Cláudio Leitão (*)
O atual estado de precariedade na saúde pública em Cabo Frio, beirando ao caos, reafirma uma questão que não tem sido observada por grande parte da população, principalmente os mais pobres, que são os mais afetados pela deficiência desta política pública fundamental: os agentes políticos que comandam e comandaram a saúde pública nos últimos 40 anos são os mesmos que controlam e ganham dinheiro com a saúde privada.
É óbvio que os interesses são incompatíveis. Com uma saúde pública desqualificada, os segmentos de classe média e classe média baixa fazem um enorme esforço no seu orçamento para adquirir um plano privado para que possam ter um atendimento com alguma qualidade. O segmento mais pobre, sem renda, fica inteiramente sujeito a precariedade do sistema. Este aumento dos usuários do sistema privado também sobrecarrega os serviços particulares de saúde acarretando também deficiências e demora no atendimento.
Abordo isso desde 2008, na minha primeira candidatura a prefeito, nas entrevistas e debates eleitorais praticamente sozinho. Em outras candidaturas a prefeito em 2012 e 2016, reiterei esta situação. Um Programa de Governo sério para mudar esta conjuntura precisa incluir a implementação de uma rede própria e autônoma no município. Não precisa ser especialista em saúde pública para saber que o grosso dos investimentos precisa ser direcionado para a saúde preventiva, de base, priorizando os postos do Programa de Saúde da Família, atualmente denominados ESF’s.

## Tarefas a realizar
a - Reescreva o texto sobre a saúde pública em Cabo Frio de "É óbvio que" até "demora no atendimento.", inclusive, substituindo "plano privado" por "plano de saúde particular".
b - Estenda o texto sobre a saúde pública em Cabo Frio, continuando a partir do ponto em que ele termina.
Os registros não têm nenhum papel aqui.

(Dados de análise do layout da página)

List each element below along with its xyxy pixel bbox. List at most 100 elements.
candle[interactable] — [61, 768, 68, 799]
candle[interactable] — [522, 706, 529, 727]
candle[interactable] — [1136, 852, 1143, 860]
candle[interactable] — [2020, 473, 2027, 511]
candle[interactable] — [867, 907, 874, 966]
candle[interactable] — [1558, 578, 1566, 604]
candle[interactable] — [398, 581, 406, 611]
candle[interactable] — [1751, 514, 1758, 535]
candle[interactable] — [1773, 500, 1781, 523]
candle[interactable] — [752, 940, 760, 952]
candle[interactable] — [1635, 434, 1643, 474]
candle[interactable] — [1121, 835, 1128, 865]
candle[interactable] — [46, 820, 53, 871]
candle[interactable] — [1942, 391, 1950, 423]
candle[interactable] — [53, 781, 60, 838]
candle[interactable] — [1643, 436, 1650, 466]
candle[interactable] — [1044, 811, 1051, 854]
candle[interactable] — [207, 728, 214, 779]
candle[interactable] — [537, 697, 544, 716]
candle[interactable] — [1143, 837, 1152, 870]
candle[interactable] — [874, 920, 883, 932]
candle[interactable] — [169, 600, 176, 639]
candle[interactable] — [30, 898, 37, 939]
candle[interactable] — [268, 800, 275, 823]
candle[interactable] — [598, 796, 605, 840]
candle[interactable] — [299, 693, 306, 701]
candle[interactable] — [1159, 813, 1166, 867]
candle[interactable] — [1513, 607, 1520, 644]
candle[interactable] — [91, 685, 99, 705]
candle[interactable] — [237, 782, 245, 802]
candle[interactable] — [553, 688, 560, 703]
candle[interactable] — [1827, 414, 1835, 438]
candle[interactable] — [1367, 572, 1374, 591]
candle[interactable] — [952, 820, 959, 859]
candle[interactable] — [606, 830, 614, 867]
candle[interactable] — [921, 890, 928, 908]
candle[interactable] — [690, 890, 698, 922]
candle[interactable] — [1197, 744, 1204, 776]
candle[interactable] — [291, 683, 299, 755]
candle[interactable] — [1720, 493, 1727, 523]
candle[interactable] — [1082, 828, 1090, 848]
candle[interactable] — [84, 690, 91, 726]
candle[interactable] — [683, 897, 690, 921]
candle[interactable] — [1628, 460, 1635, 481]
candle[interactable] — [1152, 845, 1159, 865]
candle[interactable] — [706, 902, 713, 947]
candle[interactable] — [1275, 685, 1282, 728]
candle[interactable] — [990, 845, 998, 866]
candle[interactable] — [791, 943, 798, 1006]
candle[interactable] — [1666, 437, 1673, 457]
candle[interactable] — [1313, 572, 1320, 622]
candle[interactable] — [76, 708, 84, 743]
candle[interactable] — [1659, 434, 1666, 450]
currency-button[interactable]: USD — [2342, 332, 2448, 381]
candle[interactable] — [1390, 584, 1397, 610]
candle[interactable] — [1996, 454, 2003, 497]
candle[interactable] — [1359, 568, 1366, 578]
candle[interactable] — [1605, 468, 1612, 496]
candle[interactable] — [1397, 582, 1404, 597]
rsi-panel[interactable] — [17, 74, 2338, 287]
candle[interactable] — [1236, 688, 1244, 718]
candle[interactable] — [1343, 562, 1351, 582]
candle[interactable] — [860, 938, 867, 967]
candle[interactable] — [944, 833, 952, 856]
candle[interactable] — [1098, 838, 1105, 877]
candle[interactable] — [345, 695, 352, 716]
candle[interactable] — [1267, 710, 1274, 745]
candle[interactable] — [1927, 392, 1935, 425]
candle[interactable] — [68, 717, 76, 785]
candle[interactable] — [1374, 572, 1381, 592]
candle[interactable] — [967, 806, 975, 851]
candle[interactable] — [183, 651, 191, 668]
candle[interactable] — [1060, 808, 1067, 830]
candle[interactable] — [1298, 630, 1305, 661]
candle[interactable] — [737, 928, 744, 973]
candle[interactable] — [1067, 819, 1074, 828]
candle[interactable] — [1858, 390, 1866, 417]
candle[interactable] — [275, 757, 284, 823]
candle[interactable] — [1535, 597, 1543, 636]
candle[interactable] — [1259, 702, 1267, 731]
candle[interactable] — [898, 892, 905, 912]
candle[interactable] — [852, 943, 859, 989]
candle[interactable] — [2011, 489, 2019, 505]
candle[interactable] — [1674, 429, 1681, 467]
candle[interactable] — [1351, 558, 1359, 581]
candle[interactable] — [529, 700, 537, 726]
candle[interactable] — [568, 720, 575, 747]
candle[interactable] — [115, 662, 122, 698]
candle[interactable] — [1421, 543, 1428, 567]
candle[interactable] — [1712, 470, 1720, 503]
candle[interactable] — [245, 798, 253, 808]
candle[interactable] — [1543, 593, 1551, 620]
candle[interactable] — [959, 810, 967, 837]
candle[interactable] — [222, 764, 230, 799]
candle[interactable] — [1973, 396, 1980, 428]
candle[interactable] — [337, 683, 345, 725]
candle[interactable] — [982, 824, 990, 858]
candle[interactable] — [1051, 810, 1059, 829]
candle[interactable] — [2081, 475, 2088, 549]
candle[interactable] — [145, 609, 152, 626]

## Respostas por tarefa
a -
É óbvio que os interesses são incompatíveis. Com uma saúde pública desqualificada, os segmentos de classe média e classe média baixa fazem um enorme esforço no seu orçamento para adquirir um plano de saúde particular para que possam ter um atendimento com alguma qualidade. O segmento mais pobre, sem renda, fica inteiramente sujeito a precariedade do sistema. Este aumento dos usuários do sistema privado também sobrecarrega os serviços particulares de saúde acarretando também deficiências e demora no atendimento.

b -
Estas estruturas primárias antecipam diagnósticos e tratam doenças crônicas que podem reduzir, posteriormente, as emergências hospitalares. É preciso tratar em primeiro lugar da saúde das pessoas e não apenas das doenças. Inauguram-se UPA’s, hospitais e outras Unidades de Emergência com enorme estardalhaço eleitoral, com um custo altíssimo, como se a emergência fosse a real política de saúde. A Secretaria é da saúde e não da doença.
Como não há uma política preventiva planejada e estruturada acontece uma sobrecarga no atendimento emergencial destas estruturas, o que gera grande insatisfação na população e situações de stress nos médicos e demais profissionais de saúde, que muitas vezes não recebem treinamento nem remuneração adequada. Os leitos com UTI’s estão em maioria na rede privada. Isso provoca um corte de classe social no tratamento dos casos mais graves. As providências tomadas pelos sucessivos governos municipais para o enfrentamento da situação sempre foram insuficientes.
É preciso investir e expandir a rede pública para atender a população mais pobre. A precariedade da saúde pública em Cabo Frio já elegeu e continua elegendo muita gente. Cria-se a dificuldade para depois vender o favor e a facilidade. Os feudos existentes criam currais eleitorais. Quando não se consegue a marcação de consulta ou exames clínicos aparece um agente político, principalmente vereadores, para agilizar. Quando não se consegue o remédio no posto de saúde tem sempre um vereador amigo para “ajudar” e assim vamos levando.
A fragilidade do sistema de saúde pública do município também já enriqueceu muita gente. São os proprietários de serviços privados que atendem a Prefeitura, que ao invés de investir em estrutura própria insiste em contratar estes serviços particulares sem a devida transparência. Alguns municípios podem mais e outros podem menos. Não há dúvida de que Cabo Frio é um dos que podem mais.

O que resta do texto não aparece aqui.